Exercise requirements — Among the entries, which lines carry the string "this"? Copy each of them.

Data lines —

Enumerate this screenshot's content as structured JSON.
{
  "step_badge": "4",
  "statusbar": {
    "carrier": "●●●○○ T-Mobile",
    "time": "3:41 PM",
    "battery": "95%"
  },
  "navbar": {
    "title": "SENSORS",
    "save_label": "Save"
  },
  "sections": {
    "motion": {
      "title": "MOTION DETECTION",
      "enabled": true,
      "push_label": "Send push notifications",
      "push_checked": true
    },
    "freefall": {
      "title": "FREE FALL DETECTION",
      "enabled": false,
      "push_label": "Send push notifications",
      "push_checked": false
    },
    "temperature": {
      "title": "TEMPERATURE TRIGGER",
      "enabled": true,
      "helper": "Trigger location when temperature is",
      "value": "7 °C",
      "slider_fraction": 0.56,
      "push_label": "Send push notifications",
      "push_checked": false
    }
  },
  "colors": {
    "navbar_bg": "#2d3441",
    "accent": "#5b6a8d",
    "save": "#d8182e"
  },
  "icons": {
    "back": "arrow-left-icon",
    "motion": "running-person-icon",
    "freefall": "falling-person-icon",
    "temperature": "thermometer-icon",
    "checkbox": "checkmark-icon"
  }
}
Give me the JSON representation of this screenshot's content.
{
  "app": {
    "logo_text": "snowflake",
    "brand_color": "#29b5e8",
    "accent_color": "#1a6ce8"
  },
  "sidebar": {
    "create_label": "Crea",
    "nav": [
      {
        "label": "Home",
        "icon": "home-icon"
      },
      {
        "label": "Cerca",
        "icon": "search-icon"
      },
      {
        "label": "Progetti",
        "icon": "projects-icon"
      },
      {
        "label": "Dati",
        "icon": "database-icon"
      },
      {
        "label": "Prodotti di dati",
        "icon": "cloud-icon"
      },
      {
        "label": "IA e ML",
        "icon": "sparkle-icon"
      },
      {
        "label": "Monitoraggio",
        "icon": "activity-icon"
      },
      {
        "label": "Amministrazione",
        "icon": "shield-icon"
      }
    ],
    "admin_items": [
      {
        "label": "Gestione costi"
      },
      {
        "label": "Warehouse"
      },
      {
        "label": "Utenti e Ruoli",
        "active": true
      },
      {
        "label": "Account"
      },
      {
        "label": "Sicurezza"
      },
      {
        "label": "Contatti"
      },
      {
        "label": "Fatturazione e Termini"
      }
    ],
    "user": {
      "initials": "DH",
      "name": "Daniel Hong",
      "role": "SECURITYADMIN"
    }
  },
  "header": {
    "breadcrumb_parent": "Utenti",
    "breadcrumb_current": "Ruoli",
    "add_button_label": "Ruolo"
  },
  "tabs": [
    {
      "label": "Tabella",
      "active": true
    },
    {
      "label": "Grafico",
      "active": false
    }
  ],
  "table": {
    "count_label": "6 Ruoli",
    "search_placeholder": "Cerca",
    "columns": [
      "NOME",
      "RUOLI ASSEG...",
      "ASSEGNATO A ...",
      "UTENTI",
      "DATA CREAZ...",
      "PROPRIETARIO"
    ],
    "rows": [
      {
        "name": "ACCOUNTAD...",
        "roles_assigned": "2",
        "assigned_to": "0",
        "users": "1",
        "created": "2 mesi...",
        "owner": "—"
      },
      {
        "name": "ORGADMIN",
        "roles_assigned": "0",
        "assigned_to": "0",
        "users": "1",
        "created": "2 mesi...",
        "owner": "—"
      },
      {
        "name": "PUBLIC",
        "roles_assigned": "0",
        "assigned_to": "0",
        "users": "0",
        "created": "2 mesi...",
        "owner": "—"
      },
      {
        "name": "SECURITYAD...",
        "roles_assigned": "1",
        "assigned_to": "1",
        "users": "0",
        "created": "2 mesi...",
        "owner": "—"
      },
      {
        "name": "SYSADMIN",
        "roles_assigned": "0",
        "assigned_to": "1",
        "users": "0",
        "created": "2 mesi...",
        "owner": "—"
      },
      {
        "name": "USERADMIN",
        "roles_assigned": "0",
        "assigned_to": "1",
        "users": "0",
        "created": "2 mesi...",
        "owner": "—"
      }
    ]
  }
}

Solution below —
Enumerate this screenshot's content as structured JSON.
Give me the JSON representation of this screenshot's content.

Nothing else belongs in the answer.